The problem → What is needed here is an exact copy of every entry.

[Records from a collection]
-------------------------

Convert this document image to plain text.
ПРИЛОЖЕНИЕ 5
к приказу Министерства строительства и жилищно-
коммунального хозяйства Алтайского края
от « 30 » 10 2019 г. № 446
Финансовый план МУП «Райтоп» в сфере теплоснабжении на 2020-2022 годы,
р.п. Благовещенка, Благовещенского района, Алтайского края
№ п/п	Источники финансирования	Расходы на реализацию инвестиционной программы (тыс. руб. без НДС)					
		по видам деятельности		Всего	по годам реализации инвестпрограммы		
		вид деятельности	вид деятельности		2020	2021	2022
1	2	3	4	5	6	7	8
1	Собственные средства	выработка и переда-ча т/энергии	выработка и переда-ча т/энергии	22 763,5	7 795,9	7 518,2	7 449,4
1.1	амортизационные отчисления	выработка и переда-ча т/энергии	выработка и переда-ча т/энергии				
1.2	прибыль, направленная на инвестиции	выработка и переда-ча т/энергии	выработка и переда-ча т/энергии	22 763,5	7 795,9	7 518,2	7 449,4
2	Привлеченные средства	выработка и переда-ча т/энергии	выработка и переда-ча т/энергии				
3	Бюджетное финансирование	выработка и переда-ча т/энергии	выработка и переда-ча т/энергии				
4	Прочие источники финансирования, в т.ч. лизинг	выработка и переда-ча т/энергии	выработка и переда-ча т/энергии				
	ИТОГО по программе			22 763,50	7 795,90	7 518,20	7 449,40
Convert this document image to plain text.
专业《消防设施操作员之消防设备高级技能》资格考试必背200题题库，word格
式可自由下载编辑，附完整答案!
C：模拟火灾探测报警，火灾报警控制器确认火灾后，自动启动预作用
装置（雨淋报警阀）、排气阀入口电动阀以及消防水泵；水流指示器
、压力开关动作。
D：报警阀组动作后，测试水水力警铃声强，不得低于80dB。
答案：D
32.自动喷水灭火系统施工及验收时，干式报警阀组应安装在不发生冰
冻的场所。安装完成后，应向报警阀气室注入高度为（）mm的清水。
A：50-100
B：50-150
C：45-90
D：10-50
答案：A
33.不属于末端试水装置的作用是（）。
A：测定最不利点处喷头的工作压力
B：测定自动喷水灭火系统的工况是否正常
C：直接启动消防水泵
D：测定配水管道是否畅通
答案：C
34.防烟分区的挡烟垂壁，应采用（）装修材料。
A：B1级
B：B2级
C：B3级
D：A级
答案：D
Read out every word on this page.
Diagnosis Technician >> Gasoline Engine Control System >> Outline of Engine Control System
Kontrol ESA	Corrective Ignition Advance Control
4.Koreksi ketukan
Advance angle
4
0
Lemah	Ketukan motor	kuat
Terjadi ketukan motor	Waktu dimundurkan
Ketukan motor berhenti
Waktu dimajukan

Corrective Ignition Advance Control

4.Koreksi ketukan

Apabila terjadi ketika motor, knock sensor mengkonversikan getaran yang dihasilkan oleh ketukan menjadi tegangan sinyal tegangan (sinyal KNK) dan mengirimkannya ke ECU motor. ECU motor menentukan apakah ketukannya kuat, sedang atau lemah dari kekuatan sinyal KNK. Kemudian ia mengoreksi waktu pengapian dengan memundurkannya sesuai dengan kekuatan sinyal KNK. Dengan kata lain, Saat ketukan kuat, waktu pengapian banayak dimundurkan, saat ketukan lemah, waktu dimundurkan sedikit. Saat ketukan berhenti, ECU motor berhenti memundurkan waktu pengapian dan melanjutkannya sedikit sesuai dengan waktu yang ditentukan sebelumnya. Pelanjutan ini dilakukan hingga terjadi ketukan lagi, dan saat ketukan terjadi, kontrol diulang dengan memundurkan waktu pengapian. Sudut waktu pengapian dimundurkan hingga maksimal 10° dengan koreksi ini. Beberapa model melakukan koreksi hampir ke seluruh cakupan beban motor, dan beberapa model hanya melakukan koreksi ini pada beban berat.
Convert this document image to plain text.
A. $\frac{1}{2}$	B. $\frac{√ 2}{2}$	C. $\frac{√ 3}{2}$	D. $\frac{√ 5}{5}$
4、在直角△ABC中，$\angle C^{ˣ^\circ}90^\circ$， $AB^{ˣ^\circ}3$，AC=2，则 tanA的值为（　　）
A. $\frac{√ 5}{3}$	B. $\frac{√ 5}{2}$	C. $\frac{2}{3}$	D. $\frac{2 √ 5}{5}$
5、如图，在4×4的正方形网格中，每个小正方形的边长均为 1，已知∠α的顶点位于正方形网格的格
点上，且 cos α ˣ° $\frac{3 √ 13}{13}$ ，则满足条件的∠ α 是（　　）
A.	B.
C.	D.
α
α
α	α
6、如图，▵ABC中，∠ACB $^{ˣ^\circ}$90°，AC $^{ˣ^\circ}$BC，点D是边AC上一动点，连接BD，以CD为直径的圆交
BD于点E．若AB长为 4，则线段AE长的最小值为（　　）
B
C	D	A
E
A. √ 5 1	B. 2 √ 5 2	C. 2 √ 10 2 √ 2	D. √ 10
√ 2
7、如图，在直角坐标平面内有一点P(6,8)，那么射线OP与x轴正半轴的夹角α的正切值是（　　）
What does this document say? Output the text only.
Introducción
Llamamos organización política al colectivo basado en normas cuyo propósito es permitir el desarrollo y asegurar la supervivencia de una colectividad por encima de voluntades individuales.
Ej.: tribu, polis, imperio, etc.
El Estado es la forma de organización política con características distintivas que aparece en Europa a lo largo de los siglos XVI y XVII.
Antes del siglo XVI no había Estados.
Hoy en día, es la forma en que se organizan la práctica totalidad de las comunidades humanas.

-------------------------

Final result →
Convert this document image to plain text.
ПРИЛОЖЕНИЕ 5
к приказу Министерства строительства и жилищно-
коммунального хозяйства Алтайского края
от « 30 » 10 2019 г. № 446
Финансовый план МУП «Райтоп» в сфере теплоснабжении на 2020-2022 годы,
р.п. Благовещенка, Благовещенского района, Алтайского края
№ п/п	Источники финансирования	Расходы на реализацию инвестиционной программы (тыс. руб. без НДС)					
		по видам деятельности		Всего	по годам реализации инвестпрограммы		
		вид деятельности	вид деятельности		2020	2021	2022
1	2	3	4	5	6	7	8
1	Собственные средства	выработка и переда-ча т/энергии	выработка и переда-ча т/энергии	22 763,5	7 795,9	7 518,2	7 449,4
1.1	амортизационные отчисления	выработка и переда-ча т/энергии	выработка и переда-ча т/энергии				
1.2	прибыль, направленная на инвестиции	выработка и переда-ча т/энергии	выработка и переда-ча т/энергии	22 763,5	7 795,9	7 518,2	7 449,4
2	Привлеченные средства	выработка и переда-ча т/энергии	выработка и переда-ча т/энергии				
3	Бюджетное финансирование	выработка и переда-ча т/энергии	выработка и переда-ча т/энергии				
4	Прочие источники финансирования, в т.ч. лизинг	выработка и переда-ча т/энергии	выработка и переда-ча т/энергии				
	ИТОГО по программе			22 763,50	7 795,90	7 518,20	7 449,40
Convert this document image to plain text.
专业《消防设施操作员之消防设备高级技能》资格考试必背200题题库，word格
式可自由下载编辑，附完整答案!
C：模拟火灾探测报警，火灾报警控制器确认火灾后，自动启动预作用
装置（雨淋报警阀）、排气阀入口电动阀以及消防水泵；水流指示器
、压力开关动作。
D：报警阀组动作后，测试水水力警铃声强，不得低于80dB。
答案：D
32.自动喷水灭火系统施工及验收时，干式报警阀组应安装在不发生冰
冻的场所。安装完成后，应向报警阀气室注入高度为（）mm的清水。
A：50-100
B：50-150
C：45-90
D：10-50
答案：A
33.不属于末端试水装置的作用是（）。
A：测定最不利点处喷头的工作压力
B：测定自动喷水灭火系统的工况是否正常
C：直接启动消防水泵
D：测定配水管道是否畅通
答案：C
34.防烟分区的挡烟垂壁，应采用（）装修材料。
A：B1级
B：B2级
C：B3级
D：A级
答案：D
Read out every word on this page.
Diagnosis Technician >> Gasoline Engine Control System >> Outline of Engine Control System
Kontrol ESA	Corrective Ignition Advance Control
4.Koreksi ketukan
Advance angle
4
0
Lemah	Ketukan motor	kuat
Terjadi ketukan motor	Waktu dimundurkan
Ketukan motor berhenti
Waktu dimajukan

Corrective Ignition Advance Control

4.Koreksi ketukan

Apabila terjadi ketika motor, knock sensor mengkonversikan getaran yang dihasilkan oleh ketukan menjadi tegangan sinyal tegangan (sinyal KNK) dan mengirimkannya ke ECU motor. ECU motor menentukan apakah ketukannya kuat, sedang atau lemah dari kekuatan sinyal KNK. Kemudian ia mengoreksi waktu pengapian dengan memundurkannya sesuai dengan kekuatan sinyal KNK. Dengan kata lain, Saat ketukan kuat, waktu pengapian banayak dimundurkan, saat ketukan lemah, waktu dimundurkan sedikit. Saat ketukan berhenti, ECU motor berhenti memundurkan waktu pengapian dan melanjutkannya sedikit sesuai dengan waktu yang ditentukan sebelumnya. Pelanjutan ini dilakukan hingga terjadi ketukan lagi, dan saat ketukan terjadi, kontrol diulang dengan memundurkan waktu pengapian. Sudut waktu pengapian dimundurkan hingga maksimal 10° dengan koreksi ini. Beberapa model melakukan koreksi hampir ke seluruh cakupan beban motor, dan beberapa model hanya melakukan koreksi ini pada beban berat.
Convert this document image to plain text.
A. $\frac{1}{2}$	B. $\frac{√ 2}{2}$	C. $\frac{√ 3}{2}$	D. $\frac{√ 5}{5}$
4、在直角△ABC中，$\angle C^{ˣ^\circ}90^\circ$， $AB^{ˣ^\circ}3$，AC=2，则 tanA的值为（　　）
A. $\frac{√ 5}{3}$	B. $\frac{√ 5}{2}$	C. $\frac{2}{3}$	D. $\frac{2 √ 5}{5}$
5、如图，在4×4的正方形网格中，每个小正方形的边长均为 1，已知∠α的顶点位于正方形网格的格
点上，且 cos α ˣ° $\frac{3 √ 13}{13}$ ，则满足条件的∠ α 是（　　）
A.	B.
C.	D.
α
α
α	α
6、如图，▵ABC中，∠ACB $^{ˣ^\circ}$90°，AC $^{ˣ^\circ}$BC，点D是边AC上一动点，连接BD，以CD为直径的圆交
BD于点E．若AB长为 4，则线段AE长的最小值为（　　）
B
C	D	A
E
A. √ 5 1	B. 2 √ 5 2	C. 2 √ 10 2 √ 2	D. √ 10
√ 2
7、如图，在直角坐标平面内有一点P(6,8)，那么射线OP与x轴正半轴的夹角α的正切值是（　　）
What does this document say? Output the text only.
Introducción
Llamamos organización política al colectivo basado en normas cuyo propósito es permitir el desarrollo y asegurar la supervivencia de una colectividad por encima de voluntades individuales.
Ej.: tribu, polis, imperio, etc.
El Estado es la forma de organización política con características distintivas que aparece en Europa a lo largo de los siglos XVI y XVII.
Antes del siglo XVI no había Estados.
Hoy en día, es la forma en que se organizan la práctica totalidad de las comunidades humanas.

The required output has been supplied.